_Task prompt_:
Transcribe the listing below word for word.

Dataset items

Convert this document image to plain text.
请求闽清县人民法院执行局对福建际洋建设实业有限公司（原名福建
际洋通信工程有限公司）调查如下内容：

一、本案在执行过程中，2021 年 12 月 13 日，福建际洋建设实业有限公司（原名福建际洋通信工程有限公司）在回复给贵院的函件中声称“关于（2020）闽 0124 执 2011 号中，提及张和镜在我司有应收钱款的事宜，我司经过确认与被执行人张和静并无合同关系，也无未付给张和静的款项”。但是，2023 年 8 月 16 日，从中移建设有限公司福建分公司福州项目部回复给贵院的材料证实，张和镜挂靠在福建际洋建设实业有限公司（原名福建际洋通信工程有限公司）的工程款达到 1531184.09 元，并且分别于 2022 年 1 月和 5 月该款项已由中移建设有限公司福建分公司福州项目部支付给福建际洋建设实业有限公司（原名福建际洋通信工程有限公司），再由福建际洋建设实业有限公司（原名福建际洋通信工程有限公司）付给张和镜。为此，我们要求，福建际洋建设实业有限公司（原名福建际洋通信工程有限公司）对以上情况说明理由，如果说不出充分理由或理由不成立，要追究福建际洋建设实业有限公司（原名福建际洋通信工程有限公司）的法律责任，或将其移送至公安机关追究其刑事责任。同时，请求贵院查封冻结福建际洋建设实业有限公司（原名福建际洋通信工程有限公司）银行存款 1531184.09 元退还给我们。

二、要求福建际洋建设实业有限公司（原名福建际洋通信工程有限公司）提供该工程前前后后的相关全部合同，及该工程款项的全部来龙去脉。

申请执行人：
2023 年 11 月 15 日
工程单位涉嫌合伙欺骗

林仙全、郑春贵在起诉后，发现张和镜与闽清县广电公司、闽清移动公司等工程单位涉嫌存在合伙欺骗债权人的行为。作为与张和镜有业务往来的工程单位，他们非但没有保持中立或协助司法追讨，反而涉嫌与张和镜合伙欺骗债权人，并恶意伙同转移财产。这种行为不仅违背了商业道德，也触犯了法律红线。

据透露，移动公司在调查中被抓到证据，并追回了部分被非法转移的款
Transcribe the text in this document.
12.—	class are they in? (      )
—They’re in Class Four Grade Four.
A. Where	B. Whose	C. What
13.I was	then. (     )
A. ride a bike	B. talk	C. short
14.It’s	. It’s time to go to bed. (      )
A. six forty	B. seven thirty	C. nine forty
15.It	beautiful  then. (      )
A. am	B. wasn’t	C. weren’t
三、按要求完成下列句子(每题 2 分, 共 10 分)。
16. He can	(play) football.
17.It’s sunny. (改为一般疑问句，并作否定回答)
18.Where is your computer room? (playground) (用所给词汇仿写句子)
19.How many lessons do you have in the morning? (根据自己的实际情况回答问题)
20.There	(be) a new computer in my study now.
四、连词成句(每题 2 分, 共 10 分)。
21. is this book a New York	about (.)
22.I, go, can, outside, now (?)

_Solution for this problem_:
Convert this document image to plain text.
请求闽清县人民法院执行局对福建际洋建设实业有限公司（原名福建
际洋通信工程有限公司）调查如下内容：

一、本案在执行过程中，2021 年 12 月 13 日，福建际洋建设实业有限公司（原名福建际洋通信工程有限公司）在回复给贵院的函件中声称“关于（2020）闽 0124 执 2011 号中，提及张和镜在我司有应收钱款的事宜，我司经过确认与被执行人张和静并无合同关系，也无未付给张和静的款项”。但是，2023 年 8 月 16 日，从中移建设有限公司福建分公司福州项目部回复给贵院的材料证实，张和镜挂靠在福建际洋建设实业有限公司（原名福建际洋通信工程有限公司）的工程款达到 1531184.09 元，并且分别于 2022 年 1 月和 5 月该款项已由中移建设有限公司福建分公司福州项目部支付给福建际洋建设实业有限公司（原名福建际洋通信工程有限公司），再由福建际洋建设实业有限公司（原名福建际洋通信工程有限公司）付给张和镜。为此，我们要求，福建际洋建设实业有限公司（原名福建际洋通信工程有限公司）对以上情况说明理由，如果说不出充分理由或理由不成立，要追究福建际洋建设实业有限公司（原名福建际洋通信工程有限公司）的法律责任，或将其移送至公安机关追究其刑事责任。同时，请求贵院查封冻结福建际洋建设实业有限公司（原名福建际洋通信工程有限公司）银行存款 1531184.09 元退还给我们。

二、要求福建际洋建设实业有限公司（原名福建际洋通信工程有限公司）提供该工程前前后后的相关全部合同，及该工程款项的全部来龙去脉。

申请执行人：
2023 年 11 月 15 日
工程单位涉嫌合伙欺骗

林仙全、郑春贵在起诉后，发现张和镜与闽清县广电公司、闽清移动公司等工程单位涉嫌存在合伙欺骗债权人的行为。作为与张和镜有业务往来的工程单位，他们非但没有保持中立或协助司法追讨，反而涉嫌与张和镜合伙欺骗债权人，并恶意伙同转移财产。这种行为不仅违背了商业道德，也触犯了法律红线。

据透露，移动公司在调查中被抓到证据，并追回了部分被非法转移的款
Transcribe the text in this document.
12.—	class are they in? (      )
—They’re in Class Four Grade Four.
A. Where	B. Whose	C. What
13.I was	then. (     )
A. ride a bike	B. talk	C. short
14.It’s	. It’s time to go to bed. (      )
A. six forty	B. seven thirty	C. nine forty
15.It	beautiful  then. (      )
A. am	B. wasn’t	C. weren’t
三、按要求完成下列句子(每题 2 分, 共 10 分)。
16. He can	(play) football.
17.It’s sunny. (改为一般疑问句，并作否定回答)
18.Where is your computer room? (playground) (用所给词汇仿写句子)
19.How many lessons do you have in the morning? (根据自己的实际情况回答问题)
20.There	(be) a new computer in my study now.
四、连词成句(每题 2 分, 共 10 分)。
21. is this book a New York	about (.)
22.I, go, can, outside, now (?)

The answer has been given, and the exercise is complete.